Lines of data
----
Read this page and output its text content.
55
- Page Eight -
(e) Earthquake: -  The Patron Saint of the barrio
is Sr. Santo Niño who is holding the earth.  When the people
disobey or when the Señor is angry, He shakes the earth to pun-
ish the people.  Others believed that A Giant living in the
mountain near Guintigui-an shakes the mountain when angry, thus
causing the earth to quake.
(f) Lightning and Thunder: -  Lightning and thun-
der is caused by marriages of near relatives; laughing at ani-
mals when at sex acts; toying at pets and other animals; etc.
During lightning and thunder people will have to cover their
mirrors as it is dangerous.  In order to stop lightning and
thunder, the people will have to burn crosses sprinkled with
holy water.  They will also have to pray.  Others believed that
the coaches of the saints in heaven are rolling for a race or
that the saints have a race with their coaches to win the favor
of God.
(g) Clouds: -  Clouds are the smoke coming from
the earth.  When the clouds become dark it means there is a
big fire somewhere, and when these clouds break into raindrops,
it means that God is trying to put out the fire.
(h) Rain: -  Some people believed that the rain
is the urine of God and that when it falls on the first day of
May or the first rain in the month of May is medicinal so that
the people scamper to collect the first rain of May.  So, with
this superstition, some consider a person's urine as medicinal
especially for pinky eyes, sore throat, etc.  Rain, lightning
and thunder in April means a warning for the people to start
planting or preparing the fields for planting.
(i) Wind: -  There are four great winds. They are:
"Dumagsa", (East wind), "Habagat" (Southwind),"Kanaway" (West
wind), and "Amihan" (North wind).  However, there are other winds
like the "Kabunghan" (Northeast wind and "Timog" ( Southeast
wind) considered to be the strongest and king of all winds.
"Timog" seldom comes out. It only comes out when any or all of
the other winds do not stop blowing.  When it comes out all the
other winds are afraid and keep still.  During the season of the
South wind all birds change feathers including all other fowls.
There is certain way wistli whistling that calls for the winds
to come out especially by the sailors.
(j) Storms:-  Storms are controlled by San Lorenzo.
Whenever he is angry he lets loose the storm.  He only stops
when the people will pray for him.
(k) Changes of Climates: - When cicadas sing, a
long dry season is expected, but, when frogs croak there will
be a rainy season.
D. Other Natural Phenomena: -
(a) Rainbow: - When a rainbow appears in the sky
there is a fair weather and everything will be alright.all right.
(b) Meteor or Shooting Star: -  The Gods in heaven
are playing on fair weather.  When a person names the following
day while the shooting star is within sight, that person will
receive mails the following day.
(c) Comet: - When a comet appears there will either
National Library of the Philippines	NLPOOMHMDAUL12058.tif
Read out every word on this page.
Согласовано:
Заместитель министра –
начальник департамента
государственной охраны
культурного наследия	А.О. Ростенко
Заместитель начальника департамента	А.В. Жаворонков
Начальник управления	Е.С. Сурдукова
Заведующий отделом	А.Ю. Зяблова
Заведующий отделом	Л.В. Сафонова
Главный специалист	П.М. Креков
----
The problem: Calculate how many lines of the material include the string "weather", and state that number by itself.

Correct output: 2